**STATED GOAL:** Go through the records underneath and write each one out again exactly.

--- BEGIN ---

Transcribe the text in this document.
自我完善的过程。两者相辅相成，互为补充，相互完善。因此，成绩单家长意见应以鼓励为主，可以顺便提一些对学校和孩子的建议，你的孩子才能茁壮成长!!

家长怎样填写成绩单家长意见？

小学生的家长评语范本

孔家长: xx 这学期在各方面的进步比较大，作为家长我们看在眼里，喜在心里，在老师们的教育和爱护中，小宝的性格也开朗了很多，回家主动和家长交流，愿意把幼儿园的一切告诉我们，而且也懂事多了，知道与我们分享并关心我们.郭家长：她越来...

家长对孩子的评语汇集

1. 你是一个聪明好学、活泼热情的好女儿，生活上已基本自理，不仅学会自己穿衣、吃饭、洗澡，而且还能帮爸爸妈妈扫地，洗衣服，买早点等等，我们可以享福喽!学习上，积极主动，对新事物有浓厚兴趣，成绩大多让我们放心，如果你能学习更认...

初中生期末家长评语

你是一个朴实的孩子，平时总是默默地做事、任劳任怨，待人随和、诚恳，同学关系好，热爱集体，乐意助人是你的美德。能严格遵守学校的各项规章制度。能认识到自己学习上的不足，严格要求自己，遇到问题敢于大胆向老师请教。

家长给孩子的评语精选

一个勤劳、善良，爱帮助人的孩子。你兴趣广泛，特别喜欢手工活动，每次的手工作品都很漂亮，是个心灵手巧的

--- END ---

**ANSWER TO THE EXERCISE:**
Transcribe the text in this document.
自我完善的过程。两者相辅相成，互为补充，相互完善。因此，成绩单家长意见应以鼓励为主，可以顺便提一些对学校和孩子的建议，你的孩子才能茁壮成长!!

家长怎样填写成绩单家长意见？

小学生的家长评语范本

孔家长: xx 这学期在各方面的进步比较大，作为家长我们看在眼里，喜在心里，在老师们的教育和爱护中，小宝的性格也开朗了很多，回家主动和家长交流，愿意把幼儿园的一切告诉我们，而且也懂事多了，知道与我们分享并关心我们.郭家长：她越来...

家长对孩子的评语汇集

1. 你是一个聪明好学、活泼热情的好女儿，生活上已基本自理，不仅学会自己穿衣、吃饭、洗澡，而且还能帮爸爸妈妈扫地，洗衣服，买早点等等，我们可以享福喽!学习上，积极主动，对新事物有浓厚兴趣，成绩大多让我们放心，如果你能学习更认...

初中生期末家长评语

你是一个朴实的孩子，平时总是默默地做事、任劳任怨，待人随和、诚恳，同学关系好，热爱集体，乐意助人是你的美德。能严格遵守学校的各项规章制度。能认识到自己学习上的不足，严格要求自己，遇到问题敢于大胆向老师请教。

家长给孩子的评语精选

一个勤劳、善良，爱帮助人的孩子。你兴趣广泛，特别喜欢手工活动，每次的手工作品都很漂亮，是个心灵手巧的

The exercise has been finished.